**Exercise requirements**
Gather every line from the entries below that includes "Editor".

**Stored data**
────

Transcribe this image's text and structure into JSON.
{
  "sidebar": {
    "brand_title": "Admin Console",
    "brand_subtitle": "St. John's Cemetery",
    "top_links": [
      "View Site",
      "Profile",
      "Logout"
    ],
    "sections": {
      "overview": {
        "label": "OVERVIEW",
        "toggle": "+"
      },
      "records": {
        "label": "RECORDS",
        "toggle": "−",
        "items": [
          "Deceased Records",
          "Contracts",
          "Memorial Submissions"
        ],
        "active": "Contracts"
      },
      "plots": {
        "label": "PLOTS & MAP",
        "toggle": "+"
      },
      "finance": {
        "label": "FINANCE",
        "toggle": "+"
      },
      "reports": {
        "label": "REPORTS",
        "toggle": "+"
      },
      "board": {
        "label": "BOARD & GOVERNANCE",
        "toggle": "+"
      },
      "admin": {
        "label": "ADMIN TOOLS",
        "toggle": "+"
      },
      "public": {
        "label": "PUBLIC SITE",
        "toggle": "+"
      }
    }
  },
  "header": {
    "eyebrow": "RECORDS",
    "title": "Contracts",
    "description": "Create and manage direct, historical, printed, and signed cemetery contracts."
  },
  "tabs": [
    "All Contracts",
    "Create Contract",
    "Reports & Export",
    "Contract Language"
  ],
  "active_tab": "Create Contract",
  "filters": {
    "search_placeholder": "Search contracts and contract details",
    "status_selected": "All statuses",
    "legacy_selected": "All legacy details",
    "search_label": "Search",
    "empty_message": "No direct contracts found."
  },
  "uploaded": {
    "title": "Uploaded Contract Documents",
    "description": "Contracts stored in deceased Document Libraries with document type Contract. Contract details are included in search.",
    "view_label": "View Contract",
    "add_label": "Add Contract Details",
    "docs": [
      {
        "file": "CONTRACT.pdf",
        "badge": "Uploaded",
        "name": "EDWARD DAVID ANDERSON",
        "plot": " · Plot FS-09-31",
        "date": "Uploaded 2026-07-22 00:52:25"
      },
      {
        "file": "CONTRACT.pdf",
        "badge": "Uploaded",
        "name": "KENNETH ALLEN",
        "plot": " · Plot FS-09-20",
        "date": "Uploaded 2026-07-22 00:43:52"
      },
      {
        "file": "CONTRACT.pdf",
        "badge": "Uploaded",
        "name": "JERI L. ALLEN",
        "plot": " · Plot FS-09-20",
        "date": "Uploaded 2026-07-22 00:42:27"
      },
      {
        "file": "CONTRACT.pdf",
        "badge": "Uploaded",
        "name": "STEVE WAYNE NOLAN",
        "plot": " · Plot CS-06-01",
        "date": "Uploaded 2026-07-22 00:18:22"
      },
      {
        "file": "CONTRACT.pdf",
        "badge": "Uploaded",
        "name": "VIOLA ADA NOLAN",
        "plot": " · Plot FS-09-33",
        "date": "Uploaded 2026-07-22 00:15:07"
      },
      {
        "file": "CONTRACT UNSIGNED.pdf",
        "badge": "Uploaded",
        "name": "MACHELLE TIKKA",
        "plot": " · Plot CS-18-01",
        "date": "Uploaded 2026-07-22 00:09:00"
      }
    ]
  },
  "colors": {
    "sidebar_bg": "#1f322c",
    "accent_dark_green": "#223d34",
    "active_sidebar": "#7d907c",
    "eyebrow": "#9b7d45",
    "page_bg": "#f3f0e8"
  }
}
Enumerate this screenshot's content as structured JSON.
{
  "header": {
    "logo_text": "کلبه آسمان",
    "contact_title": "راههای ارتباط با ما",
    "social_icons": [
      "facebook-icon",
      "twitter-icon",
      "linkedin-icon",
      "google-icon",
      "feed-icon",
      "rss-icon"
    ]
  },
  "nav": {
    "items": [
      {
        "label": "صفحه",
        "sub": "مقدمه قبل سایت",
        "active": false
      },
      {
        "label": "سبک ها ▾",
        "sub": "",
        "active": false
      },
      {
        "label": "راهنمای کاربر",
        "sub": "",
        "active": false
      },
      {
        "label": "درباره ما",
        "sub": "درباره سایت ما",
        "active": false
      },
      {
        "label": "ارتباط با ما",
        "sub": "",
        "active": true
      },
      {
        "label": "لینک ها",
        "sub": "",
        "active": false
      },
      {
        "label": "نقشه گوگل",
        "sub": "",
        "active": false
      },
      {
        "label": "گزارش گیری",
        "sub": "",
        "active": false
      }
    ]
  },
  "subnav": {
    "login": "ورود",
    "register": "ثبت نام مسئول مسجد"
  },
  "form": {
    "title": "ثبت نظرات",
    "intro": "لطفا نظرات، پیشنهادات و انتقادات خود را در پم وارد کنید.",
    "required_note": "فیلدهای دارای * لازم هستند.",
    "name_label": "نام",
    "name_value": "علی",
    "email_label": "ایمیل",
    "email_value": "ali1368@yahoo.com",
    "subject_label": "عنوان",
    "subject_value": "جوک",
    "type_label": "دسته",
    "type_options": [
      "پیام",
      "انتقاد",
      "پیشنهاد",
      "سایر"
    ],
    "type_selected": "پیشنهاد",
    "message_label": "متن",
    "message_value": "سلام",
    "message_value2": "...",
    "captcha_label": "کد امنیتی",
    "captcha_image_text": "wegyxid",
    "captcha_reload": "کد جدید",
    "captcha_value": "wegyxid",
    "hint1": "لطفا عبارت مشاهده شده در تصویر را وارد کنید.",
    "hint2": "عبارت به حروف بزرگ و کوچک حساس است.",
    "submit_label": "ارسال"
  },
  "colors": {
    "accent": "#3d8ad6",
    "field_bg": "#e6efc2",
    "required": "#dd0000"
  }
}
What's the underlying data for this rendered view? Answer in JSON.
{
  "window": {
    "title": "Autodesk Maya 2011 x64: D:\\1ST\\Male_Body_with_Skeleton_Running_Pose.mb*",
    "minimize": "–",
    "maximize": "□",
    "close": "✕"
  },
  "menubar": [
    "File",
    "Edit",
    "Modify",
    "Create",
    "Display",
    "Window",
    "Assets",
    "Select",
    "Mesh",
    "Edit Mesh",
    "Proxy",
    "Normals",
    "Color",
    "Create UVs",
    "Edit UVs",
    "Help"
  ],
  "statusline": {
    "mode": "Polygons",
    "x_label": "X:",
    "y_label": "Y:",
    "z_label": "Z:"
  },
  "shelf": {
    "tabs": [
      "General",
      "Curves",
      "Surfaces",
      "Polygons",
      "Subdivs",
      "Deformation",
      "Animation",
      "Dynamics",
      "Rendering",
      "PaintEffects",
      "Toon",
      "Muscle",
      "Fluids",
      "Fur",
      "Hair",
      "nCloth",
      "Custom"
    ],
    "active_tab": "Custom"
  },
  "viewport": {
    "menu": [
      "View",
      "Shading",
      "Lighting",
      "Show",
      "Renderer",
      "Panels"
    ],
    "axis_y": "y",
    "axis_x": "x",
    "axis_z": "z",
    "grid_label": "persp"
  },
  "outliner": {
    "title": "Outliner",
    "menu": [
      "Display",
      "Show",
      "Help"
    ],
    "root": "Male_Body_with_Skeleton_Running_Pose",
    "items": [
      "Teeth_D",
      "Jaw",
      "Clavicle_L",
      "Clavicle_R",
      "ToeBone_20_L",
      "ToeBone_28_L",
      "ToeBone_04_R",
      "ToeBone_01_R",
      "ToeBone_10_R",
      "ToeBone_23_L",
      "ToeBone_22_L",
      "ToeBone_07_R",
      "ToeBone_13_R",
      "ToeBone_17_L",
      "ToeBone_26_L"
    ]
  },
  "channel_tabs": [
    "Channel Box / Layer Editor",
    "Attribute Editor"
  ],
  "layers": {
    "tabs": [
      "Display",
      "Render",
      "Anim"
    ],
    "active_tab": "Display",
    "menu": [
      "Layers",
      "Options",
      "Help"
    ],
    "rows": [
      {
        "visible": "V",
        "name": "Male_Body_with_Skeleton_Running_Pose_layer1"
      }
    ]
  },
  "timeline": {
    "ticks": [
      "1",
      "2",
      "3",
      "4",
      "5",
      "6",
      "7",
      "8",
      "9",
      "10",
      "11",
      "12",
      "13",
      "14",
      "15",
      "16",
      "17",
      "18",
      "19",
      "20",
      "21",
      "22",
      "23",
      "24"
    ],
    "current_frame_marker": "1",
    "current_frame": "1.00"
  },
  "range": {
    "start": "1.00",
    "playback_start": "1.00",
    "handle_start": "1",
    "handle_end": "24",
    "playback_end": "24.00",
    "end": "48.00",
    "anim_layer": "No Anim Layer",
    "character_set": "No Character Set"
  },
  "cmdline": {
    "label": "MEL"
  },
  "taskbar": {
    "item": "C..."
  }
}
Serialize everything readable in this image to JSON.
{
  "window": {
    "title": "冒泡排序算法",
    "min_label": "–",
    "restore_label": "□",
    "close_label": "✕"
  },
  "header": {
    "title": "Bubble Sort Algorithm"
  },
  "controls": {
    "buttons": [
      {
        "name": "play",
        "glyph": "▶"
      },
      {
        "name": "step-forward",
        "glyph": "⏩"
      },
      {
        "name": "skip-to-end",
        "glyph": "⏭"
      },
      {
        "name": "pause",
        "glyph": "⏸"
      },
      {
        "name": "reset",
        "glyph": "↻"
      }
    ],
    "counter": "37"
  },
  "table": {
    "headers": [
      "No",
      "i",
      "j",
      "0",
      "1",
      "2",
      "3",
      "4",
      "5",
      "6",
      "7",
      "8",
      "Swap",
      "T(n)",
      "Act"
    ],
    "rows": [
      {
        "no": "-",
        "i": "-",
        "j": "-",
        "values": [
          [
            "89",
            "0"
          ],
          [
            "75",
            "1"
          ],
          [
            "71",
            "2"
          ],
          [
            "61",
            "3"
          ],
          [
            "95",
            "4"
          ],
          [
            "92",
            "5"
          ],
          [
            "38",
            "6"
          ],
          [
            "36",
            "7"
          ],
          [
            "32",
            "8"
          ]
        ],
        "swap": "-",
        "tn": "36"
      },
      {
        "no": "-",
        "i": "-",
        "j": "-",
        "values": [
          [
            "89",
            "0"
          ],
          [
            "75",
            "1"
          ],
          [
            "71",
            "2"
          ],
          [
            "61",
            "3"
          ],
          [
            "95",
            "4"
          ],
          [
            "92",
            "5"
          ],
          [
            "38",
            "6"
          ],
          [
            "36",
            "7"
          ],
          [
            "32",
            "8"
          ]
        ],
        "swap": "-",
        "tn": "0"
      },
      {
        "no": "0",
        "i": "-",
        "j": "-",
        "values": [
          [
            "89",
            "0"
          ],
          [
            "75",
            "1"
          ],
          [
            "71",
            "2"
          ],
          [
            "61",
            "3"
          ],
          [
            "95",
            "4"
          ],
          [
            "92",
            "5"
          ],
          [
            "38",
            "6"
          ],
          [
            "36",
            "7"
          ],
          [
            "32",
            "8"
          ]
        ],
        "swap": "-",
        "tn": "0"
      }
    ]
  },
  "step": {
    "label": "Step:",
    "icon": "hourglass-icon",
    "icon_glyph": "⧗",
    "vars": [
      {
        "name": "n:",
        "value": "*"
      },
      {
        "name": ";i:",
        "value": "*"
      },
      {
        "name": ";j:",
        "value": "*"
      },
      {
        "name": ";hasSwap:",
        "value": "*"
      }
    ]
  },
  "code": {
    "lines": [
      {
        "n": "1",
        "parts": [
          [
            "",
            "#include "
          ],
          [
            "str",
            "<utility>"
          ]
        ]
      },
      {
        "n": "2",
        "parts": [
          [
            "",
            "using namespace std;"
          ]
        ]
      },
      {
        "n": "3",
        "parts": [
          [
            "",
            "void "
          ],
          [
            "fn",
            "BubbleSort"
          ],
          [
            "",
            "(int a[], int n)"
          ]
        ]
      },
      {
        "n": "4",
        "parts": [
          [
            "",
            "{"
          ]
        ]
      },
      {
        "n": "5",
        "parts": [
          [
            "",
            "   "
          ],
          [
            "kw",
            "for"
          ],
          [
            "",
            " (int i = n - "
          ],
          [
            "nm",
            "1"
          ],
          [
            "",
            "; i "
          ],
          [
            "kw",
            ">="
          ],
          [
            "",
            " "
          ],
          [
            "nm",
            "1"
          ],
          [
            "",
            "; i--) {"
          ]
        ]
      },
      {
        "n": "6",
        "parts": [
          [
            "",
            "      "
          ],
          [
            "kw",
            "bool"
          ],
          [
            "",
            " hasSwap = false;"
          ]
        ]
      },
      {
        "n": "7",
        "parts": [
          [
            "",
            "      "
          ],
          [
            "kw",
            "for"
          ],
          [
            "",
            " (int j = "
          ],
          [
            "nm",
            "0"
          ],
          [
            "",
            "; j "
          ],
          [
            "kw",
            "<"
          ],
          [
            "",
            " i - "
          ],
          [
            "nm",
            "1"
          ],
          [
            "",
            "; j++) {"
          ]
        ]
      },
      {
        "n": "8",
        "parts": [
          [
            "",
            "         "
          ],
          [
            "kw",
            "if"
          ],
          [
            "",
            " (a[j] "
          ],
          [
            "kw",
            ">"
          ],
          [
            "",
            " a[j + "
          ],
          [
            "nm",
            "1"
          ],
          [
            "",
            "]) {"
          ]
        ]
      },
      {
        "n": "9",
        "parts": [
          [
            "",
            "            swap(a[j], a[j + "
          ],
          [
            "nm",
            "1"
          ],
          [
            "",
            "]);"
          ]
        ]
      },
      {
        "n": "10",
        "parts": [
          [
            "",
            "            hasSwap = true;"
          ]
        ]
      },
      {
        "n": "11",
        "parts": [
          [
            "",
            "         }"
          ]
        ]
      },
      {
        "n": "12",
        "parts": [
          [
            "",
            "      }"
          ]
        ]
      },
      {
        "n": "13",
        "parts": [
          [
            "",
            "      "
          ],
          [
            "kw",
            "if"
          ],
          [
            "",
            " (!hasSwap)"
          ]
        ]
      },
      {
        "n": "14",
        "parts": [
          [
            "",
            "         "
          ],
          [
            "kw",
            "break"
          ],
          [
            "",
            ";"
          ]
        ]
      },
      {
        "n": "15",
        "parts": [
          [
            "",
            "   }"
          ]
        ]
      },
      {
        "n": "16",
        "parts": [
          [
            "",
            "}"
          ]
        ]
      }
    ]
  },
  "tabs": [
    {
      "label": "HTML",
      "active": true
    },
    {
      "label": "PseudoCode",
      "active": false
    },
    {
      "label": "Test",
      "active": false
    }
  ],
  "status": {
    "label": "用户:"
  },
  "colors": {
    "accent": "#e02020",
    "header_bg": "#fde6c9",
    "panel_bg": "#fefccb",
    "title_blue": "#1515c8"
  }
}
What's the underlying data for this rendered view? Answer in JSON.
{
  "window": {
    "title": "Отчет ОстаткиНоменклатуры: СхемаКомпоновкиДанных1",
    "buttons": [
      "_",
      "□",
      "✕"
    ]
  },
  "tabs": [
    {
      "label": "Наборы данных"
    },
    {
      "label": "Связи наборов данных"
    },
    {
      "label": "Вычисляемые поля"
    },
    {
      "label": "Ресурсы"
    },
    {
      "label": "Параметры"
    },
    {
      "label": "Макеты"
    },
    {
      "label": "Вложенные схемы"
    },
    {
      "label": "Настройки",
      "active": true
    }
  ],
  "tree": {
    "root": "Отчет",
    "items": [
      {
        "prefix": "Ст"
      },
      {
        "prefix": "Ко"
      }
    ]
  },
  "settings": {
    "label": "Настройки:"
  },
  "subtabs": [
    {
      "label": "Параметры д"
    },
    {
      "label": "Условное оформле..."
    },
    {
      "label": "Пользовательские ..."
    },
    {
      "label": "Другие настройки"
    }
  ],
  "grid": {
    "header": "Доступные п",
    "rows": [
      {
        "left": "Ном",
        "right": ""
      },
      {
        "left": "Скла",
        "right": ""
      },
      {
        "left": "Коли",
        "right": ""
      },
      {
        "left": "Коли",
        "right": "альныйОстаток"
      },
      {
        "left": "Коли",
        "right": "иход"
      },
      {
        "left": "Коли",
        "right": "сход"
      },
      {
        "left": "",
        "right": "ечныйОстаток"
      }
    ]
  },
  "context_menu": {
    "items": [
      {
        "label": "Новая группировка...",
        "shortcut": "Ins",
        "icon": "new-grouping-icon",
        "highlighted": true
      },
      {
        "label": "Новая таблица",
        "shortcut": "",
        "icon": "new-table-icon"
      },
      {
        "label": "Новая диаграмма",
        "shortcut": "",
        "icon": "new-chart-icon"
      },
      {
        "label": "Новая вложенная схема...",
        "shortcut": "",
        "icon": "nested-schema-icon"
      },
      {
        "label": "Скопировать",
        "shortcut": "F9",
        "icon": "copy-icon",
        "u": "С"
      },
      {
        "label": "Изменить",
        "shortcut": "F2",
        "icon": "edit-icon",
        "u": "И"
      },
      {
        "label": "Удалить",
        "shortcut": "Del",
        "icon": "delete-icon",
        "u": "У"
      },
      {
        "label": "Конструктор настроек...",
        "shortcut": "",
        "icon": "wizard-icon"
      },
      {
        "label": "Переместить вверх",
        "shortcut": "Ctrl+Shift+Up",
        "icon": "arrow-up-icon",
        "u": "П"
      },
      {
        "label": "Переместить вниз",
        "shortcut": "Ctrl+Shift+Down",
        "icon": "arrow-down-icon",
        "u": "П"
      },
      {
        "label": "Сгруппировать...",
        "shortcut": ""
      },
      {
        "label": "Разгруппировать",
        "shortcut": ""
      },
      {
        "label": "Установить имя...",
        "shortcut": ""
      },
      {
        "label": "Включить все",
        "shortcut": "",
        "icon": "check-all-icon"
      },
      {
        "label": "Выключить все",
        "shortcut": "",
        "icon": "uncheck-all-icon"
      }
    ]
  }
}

────

**The completed task**
    "Channel Box / Layer Editor",
    "Attribute Editor"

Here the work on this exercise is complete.